THE TASK: Gather the lines from the material that contain "data".

.....

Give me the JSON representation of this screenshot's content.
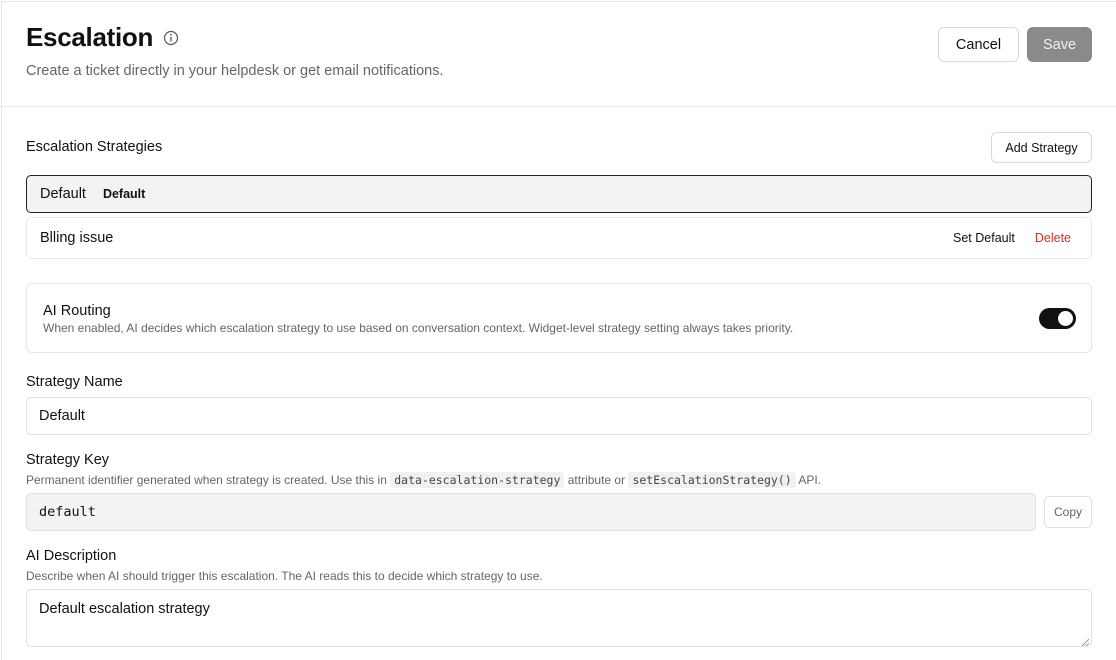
{
  "header": {
    "title": "Escalation",
    "subtitle": "Create a ticket directly in your helpdesk or get email notifications.",
    "cancel_label": "Cancel",
    "save_label": "Save"
  },
  "strategies": {
    "section_label": "Escalation Strategies",
    "add_label": "Add Strategy",
    "items": [
      {
        "name": "Default",
        "badge": "Default",
        "selected": true
      },
      {
        "name": "Blling issue",
        "set_default_label": "Set Default",
        "delete_label": "Delete",
        "selected": false
      }
    ]
  },
  "ai_routing": {
    "title": "AI Routing",
    "description": "When enabled, AI decides which escalation strategy to use based on conversation context. Widget-level strategy setting always takes priority.",
    "enabled": true
  },
  "strategy_name": {
    "label": "Strategy Name",
    "value": "Default"
  },
  "strategy_key": {
    "label": "Strategy Key",
    "help_prefix": "Permanent identifier generated when strategy is created. Use this in",
    "help_code1": "data-escalation-strategy",
    "help_middle": "attribute or",
    "help_code2": "setEscalationStrategy()",
    "help_suffix": "API.",
    "value": "default",
    "copy_label": "Copy"
  },
  "ai_description": {
    "label": "AI Description",
    "help": "Describe when AI should trigger this escalation. The AI reads this to decide which strategy to use.",
    "value": "Default escalation strategy"
  },
  "colors": {
    "danger": "#d92d20",
    "toggle_on": "#111111",
    "save_disabled": "#8a8a8a"
  },
  "icons": {
    "info": "info-circle-icon",
    "resize": "resize-handle-icon"
  }
}
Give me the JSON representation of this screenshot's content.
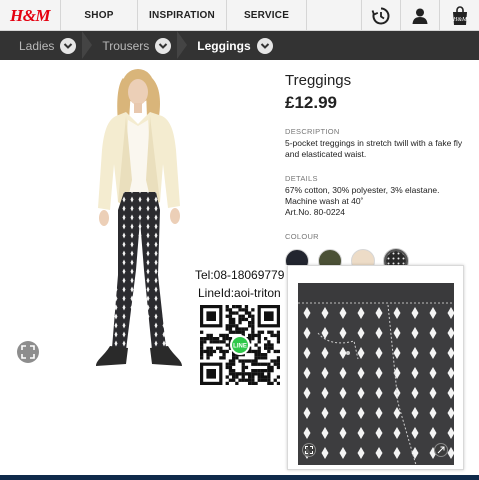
{
  "header": {
    "logo": "H&M",
    "nav": [
      "SHOP",
      "INSPIRATION",
      "SERVICE"
    ],
    "icons": [
      "clock-icon",
      "user-icon",
      "shopping-bag-icon"
    ]
  },
  "breadcrumb": [
    "Ladies",
    "Trousers",
    "Leggings"
  ],
  "product": {
    "name": "Treggings",
    "price": "£12.99",
    "description_label": "DESCRIPTION",
    "description": "5-pocket treggings in stretch twill with a fake fly and elasticated waist.",
    "details_label": "DETAILS",
    "details": [
      "67% cotton, 30% polyester, 3% elastane.",
      "Machine wash at 40˚",
      "Art.No. 80-0224"
    ],
    "colour_label": "COLOUR",
    "colours": [
      "#22252f",
      "#4b5136",
      "#eddcc7",
      "#2a2a2a"
    ]
  },
  "overlay": {
    "tel": "Tel:08-18069779",
    "line": "LineId:aoi-triton",
    "line_badge": "LINE"
  }
}
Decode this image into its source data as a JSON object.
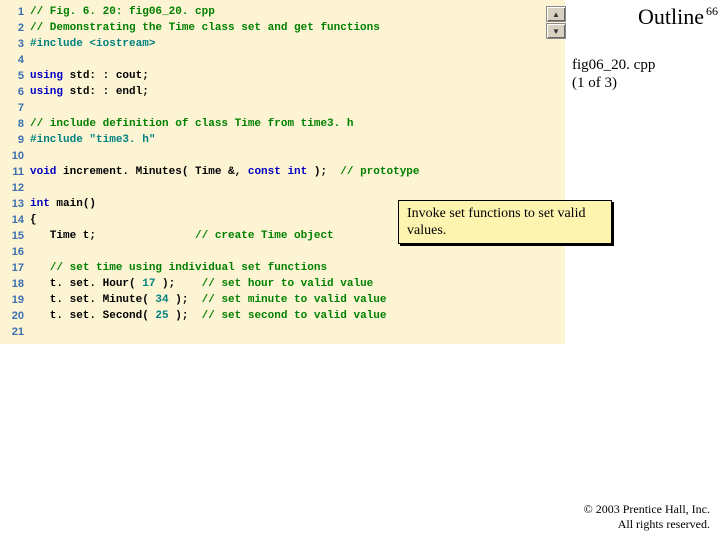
{
  "page_no": "66",
  "outline_label": "Outline",
  "file_label_line1": "fig06_20. cpp",
  "file_label_line2": "(1 of 3)",
  "callout_text": "Invoke set functions to set valid values.",
  "copyright_line1": "© 2003 Prentice Hall, Inc.",
  "copyright_line2": "All rights reserved.",
  "nav_up": "▲",
  "nav_down": "▼",
  "code": [
    {
      "n": "1",
      "seg": [
        {
          "c": "cmt",
          "t": "// Fig. 6. 20: fig06_20. cpp"
        }
      ]
    },
    {
      "n": "2",
      "seg": [
        {
          "c": "cmt",
          "t": "// Demonstrating the Time class set and get functions"
        }
      ]
    },
    {
      "n": "3",
      "seg": [
        {
          "c": "pre",
          "t": "#include "
        },
        {
          "c": "pre",
          "t": "<iostream>"
        }
      ]
    },
    {
      "n": "4",
      "seg": []
    },
    {
      "n": "5",
      "seg": [
        {
          "c": "kw",
          "t": "using"
        },
        {
          "c": "",
          "t": " std: : cout;"
        }
      ]
    },
    {
      "n": "6",
      "seg": [
        {
          "c": "kw",
          "t": "using"
        },
        {
          "c": "",
          "t": " std: : endl;"
        }
      ]
    },
    {
      "n": "7",
      "seg": []
    },
    {
      "n": "8",
      "seg": [
        {
          "c": "cmt",
          "t": "// include definition of class Time from time3. h"
        }
      ]
    },
    {
      "n": "9",
      "seg": [
        {
          "c": "pre",
          "t": "#include "
        },
        {
          "c": "str",
          "t": "\"time3. h\""
        }
      ]
    },
    {
      "n": "10",
      "seg": []
    },
    {
      "n": "11",
      "seg": [
        {
          "c": "kw",
          "t": "void"
        },
        {
          "c": "",
          "t": " increment. Minutes( Time &, "
        },
        {
          "c": "kw",
          "t": "const int"
        },
        {
          "c": "",
          "t": " );  "
        },
        {
          "c": "cmt",
          "t": "// prototype"
        }
      ]
    },
    {
      "n": "12",
      "seg": []
    },
    {
      "n": "13",
      "seg": [
        {
          "c": "kw",
          "t": "int"
        },
        {
          "c": "",
          "t": " main()"
        }
      ]
    },
    {
      "n": "14",
      "seg": [
        {
          "c": "",
          "t": "{"
        }
      ]
    },
    {
      "n": "15",
      "seg": [
        {
          "c": "",
          "t": "   Time t;               "
        },
        {
          "c": "cmt",
          "t": "// create Time object"
        }
      ]
    },
    {
      "n": "16",
      "seg": []
    },
    {
      "n": "17",
      "seg": [
        {
          "c": "",
          "t": "   "
        },
        {
          "c": "cmt",
          "t": "// set time using individual set functions"
        }
      ]
    },
    {
      "n": "18",
      "seg": [
        {
          "c": "",
          "t": "   t. set. Hour( "
        },
        {
          "c": "str",
          "t": "17"
        },
        {
          "c": "",
          "t": " );    "
        },
        {
          "c": "cmt",
          "t": "// set hour to valid value"
        }
      ]
    },
    {
      "n": "19",
      "seg": [
        {
          "c": "",
          "t": "   t. set. Minute( "
        },
        {
          "c": "str",
          "t": "34"
        },
        {
          "c": "",
          "t": " );  "
        },
        {
          "c": "cmt",
          "t": "// set minute to valid value"
        }
      ]
    },
    {
      "n": "20",
      "seg": [
        {
          "c": "",
          "t": "   t. set. Second( "
        },
        {
          "c": "str",
          "t": "25"
        },
        {
          "c": "",
          "t": " );  "
        },
        {
          "c": "cmt",
          "t": "// set second to valid value"
        }
      ]
    },
    {
      "n": "21",
      "seg": []
    }
  ]
}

.....

RESULT OF THIS TASK:
    "help_code1": "data-escalation-strategy",
Decode this image into its source data as a JSON object.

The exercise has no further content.